Aim of the task -> From the listing that follows, extract every line and set it down unaltered.

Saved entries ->
- - - - -

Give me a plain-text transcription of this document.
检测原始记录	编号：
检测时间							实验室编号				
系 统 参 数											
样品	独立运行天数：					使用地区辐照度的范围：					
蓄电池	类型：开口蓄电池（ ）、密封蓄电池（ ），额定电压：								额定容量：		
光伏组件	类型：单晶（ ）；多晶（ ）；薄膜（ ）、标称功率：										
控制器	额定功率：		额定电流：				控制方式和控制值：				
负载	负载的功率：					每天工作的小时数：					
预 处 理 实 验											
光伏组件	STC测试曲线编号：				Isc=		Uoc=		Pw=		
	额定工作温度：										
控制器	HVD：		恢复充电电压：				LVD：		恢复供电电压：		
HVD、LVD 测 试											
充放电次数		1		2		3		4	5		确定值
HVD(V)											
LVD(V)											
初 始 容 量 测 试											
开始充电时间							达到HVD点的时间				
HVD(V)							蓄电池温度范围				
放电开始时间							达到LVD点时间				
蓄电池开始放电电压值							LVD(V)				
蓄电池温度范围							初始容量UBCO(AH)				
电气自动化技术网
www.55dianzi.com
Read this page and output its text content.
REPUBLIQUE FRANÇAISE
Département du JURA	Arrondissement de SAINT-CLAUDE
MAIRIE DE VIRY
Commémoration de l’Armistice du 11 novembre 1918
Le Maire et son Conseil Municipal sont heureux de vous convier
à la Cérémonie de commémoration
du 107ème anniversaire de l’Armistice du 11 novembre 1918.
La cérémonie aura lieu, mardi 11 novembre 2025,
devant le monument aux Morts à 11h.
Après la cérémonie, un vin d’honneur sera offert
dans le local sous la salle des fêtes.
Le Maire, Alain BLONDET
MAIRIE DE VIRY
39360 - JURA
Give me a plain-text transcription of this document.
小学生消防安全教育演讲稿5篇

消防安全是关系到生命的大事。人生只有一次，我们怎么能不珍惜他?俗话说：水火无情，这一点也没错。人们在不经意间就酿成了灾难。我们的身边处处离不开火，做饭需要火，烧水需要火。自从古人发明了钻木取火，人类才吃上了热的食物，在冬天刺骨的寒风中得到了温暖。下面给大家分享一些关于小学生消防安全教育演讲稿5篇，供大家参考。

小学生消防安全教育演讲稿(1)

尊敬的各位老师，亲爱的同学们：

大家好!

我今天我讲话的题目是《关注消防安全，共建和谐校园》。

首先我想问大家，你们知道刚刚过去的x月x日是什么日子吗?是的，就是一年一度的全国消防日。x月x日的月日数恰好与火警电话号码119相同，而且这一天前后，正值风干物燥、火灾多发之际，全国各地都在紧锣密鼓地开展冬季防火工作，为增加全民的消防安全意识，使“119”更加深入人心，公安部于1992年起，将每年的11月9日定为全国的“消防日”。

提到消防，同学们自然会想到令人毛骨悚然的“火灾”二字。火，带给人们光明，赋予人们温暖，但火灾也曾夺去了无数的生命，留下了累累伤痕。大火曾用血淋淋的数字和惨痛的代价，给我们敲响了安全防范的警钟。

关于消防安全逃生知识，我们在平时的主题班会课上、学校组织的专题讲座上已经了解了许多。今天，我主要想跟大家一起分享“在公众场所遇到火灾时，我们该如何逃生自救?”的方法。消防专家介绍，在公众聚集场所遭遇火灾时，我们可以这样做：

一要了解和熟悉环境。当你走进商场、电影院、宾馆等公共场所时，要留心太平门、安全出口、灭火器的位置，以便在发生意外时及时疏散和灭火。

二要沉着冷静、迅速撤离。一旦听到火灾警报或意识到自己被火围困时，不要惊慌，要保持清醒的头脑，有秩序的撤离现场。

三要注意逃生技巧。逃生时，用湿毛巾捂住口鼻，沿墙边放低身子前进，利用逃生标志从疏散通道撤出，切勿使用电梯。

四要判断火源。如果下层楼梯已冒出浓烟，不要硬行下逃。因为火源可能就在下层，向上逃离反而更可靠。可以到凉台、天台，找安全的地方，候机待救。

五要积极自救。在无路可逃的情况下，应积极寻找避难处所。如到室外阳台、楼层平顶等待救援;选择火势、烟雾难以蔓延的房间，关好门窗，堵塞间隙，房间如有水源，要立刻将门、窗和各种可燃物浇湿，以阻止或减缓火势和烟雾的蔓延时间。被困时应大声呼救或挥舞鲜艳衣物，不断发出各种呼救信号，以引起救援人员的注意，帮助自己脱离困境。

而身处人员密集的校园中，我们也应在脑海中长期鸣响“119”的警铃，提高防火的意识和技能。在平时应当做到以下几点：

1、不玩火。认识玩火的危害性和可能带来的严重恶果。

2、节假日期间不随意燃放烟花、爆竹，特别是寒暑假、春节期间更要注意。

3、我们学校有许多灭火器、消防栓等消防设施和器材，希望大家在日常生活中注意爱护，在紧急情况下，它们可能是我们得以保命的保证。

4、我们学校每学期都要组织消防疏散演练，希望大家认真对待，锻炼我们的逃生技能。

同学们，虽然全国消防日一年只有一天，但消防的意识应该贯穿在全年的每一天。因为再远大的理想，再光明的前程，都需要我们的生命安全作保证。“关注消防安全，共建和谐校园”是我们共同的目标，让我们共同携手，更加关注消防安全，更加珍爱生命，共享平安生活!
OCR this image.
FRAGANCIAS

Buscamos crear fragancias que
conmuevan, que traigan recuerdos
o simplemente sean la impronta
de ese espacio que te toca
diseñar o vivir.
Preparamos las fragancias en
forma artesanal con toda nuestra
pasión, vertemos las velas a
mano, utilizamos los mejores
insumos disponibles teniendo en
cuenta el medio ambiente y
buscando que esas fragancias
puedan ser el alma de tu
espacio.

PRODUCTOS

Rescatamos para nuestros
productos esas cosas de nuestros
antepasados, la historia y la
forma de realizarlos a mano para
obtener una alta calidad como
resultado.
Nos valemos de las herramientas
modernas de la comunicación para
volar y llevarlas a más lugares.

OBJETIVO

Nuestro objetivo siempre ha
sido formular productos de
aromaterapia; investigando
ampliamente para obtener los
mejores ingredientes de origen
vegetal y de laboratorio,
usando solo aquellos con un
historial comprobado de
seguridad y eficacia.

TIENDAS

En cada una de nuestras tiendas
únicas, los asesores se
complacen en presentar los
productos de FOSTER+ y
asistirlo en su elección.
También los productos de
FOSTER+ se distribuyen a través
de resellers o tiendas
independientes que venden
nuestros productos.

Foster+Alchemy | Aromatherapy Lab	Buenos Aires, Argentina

- - - - -

Answer to this task ->
Give me a plain-text transcription of this document.
检测原始记录	编号：
检测时间							实验室编号				
系 统 参 数											
样品	独立运行天数：					使用地区辐照度的范围：					
蓄电池	类型：开口蓄电池（ ）、密封蓄电池（ ），额定电压：								额定容量：		
光伏组件	类型：单晶（ ）；多晶（ ）；薄膜（ ）、标称功率：										
控制器	额定功率：		额定电流：				控制方式和控制值：				
负载	负载的功率：					每天工作的小时数：					
预 处 理 实 验											
光伏组件	STC测试曲线编号：				Isc=		Uoc=		Pw=		
	额定工作温度：										
控制器	HVD：		恢复充电电压：				LVD：		恢复供电电压：		
HVD、LVD 测 试											
充放电次数		1		2		3		4	5		确定值
HVD(V)											
LVD(V)											
初 始 容 量 测 试											
开始充电时间							达到HVD点的时间				
HVD(V)							蓄电池温度范围				
放电开始时间							达到LVD点时间				
蓄电池开始放电电压值							LVD(V)				
蓄电池温度范围							初始容量UBCO(AH)				
电气自动化技术网
www.55dianzi.com
Read this page and output its text content.
REPUBLIQUE FRANÇAISE
Département du JURA	Arrondissement de SAINT-CLAUDE
MAIRIE DE VIRY
Commémoration de l’Armistice du 11 novembre 1918
Le Maire et son Conseil Municipal sont heureux de vous convier
à la Cérémonie de commémoration
du 107ème anniversaire de l’Armistice du 11 novembre 1918.
La cérémonie aura lieu, mardi 11 novembre 2025,
devant le monument aux Morts à 11h.
Après la cérémonie, un vin d’honneur sera offert
dans le local sous la salle des fêtes.
Le Maire, Alain BLONDET
MAIRIE DE VIRY
39360 - JURA
Give me a plain-text transcription of this document.
小学生消防安全教育演讲稿5篇

消防安全是关系到生命的大事。人生只有一次，我们怎么能不珍惜他?俗话说：水火无情，这一点也没错。人们在不经意间就酿成了灾难。我们的身边处处离不开火，做饭需要火，烧水需要火。自从古人发明了钻木取火，人类才吃上了热的食物，在冬天刺骨的寒风中得到了温暖。下面给大家分享一些关于小学生消防安全教育演讲稿5篇，供大家参考。

小学生消防安全教育演讲稿(1)

尊敬的各位老师，亲爱的同学们：

大家好!

我今天我讲话的题目是《关注消防安全，共建和谐校园》。

首先我想问大家，你们知道刚刚过去的x月x日是什么日子吗?是的，就是一年一度的全国消防日。x月x日的月日数恰好与火警电话号码119相同，而且这一天前后，正值风干物燥、火灾多发之际，全国各地都在紧锣密鼓地开展冬季防火工作，为增加全民的消防安全意识，使“119”更加深入人心，公安部于1992年起，将每年的11月9日定为全国的“消防日”。

提到消防，同学们自然会想到令人毛骨悚然的“火灾”二字。火，带给人们光明，赋予人们温暖，但火灾也曾夺去了无数的生命，留下了累累伤痕。大火曾用血淋淋的数字和惨痛的代价，给我们敲响了安全防范的警钟。

关于消防安全逃生知识，我们在平时的主题班会课上、学校组织的专题讲座上已经了解了许多。今天，我主要想跟大家一起分享“在公众场所遇到火灾时，我们该如何逃生自救?”的方法。消防专家介绍，在公众聚集场所遭遇火灾时，我们可以这样做：

一要了解和熟悉环境。当你走进商场、电影院、宾馆等公共场所时，要留心太平门、安全出口、灭火器的位置，以便在发生意外时及时疏散和灭火。

二要沉着冷静、迅速撤离。一旦听到火灾警报或意识到自己被火围困时，不要惊慌，要保持清醒的头脑，有秩序的撤离现场。

三要注意逃生技巧。逃生时，用湿毛巾捂住口鼻，沿墙边放低身子前进，利用逃生标志从疏散通道撤出，切勿使用电梯。

四要判断火源。如果下层楼梯已冒出浓烟，不要硬行下逃。因为火源可能就在下层，向上逃离反而更可靠。可以到凉台、天台，找安全的地方，候机待救。

五要积极自救。在无路可逃的情况下，应积极寻找避难处所。如到室外阳台、楼层平顶等待救援;选择火势、烟雾难以蔓延的房间，关好门窗，堵塞间隙，房间如有水源，要立刻将门、窗和各种可燃物浇湿，以阻止或减缓火势和烟雾的蔓延时间。被困时应大声呼救或挥舞鲜艳衣物，不断发出各种呼救信号，以引起救援人员的注意，帮助自己脱离困境。

而身处人员密集的校园中，我们也应在脑海中长期鸣响“119”的警铃，提高防火的意识和技能。在平时应当做到以下几点：

1、不玩火。认识玩火的危害性和可能带来的严重恶果。

2、节假日期间不随意燃放烟花、爆竹，特别是寒暑假、春节期间更要注意。

3、我们学校有许多灭火器、消防栓等消防设施和器材，希望大家在日常生活中注意爱护，在紧急情况下，它们可能是我们得以保命的保证。

4、我们学校每学期都要组织消防疏散演练，希望大家认真对待，锻炼我们的逃生技能。

同学们，虽然全国消防日一年只有一天，但消防的意识应该贯穿在全年的每一天。因为再远大的理想，再光明的前程，都需要我们的生命安全作保证。“关注消防安全，共建和谐校园”是我们共同的目标，让我们共同携手，更加关注消防安全，更加珍爱生命，共享平安生活!
OCR this image.
FRAGANCIAS

Buscamos crear fragancias que
conmuevan, que traigan recuerdos
o simplemente sean la impronta
de ese espacio que te toca
diseñar o vivir.
Preparamos las fragancias en
forma artesanal con toda nuestra
pasión, vertemos las velas a
mano, utilizamos los mejores
insumos disponibles teniendo en
cuenta el medio ambiente y
buscando que esas fragancias
puedan ser el alma de tu
espacio.

PRODUCTOS

Rescatamos para nuestros
productos esas cosas de nuestros
antepasados, la historia y la
forma de realizarlos a mano para
obtener una alta calidad como
resultado.
Nos valemos de las herramientas
modernas de la comunicación para
volar y llevarlas a más lugares.

OBJETIVO

Nuestro objetivo siempre ha
sido formular productos de
aromaterapia; investigando
ampliamente para obtener los
mejores ingredientes de origen
vegetal y de laboratorio,
usando solo aquellos con un
historial comprobado de
seguridad y eficacia.

TIENDAS

En cada una de nuestras tiendas
únicas, los asesores se
complacen en presentar los
productos de FOSTER+ y
asistirlo en su elección.
También los productos de
FOSTER+ se distribuyen a través
de resellers o tiendas
independientes que venden
nuestros productos.

Foster+Alchemy | Aromatherapy Lab	Buenos Aires, Argentina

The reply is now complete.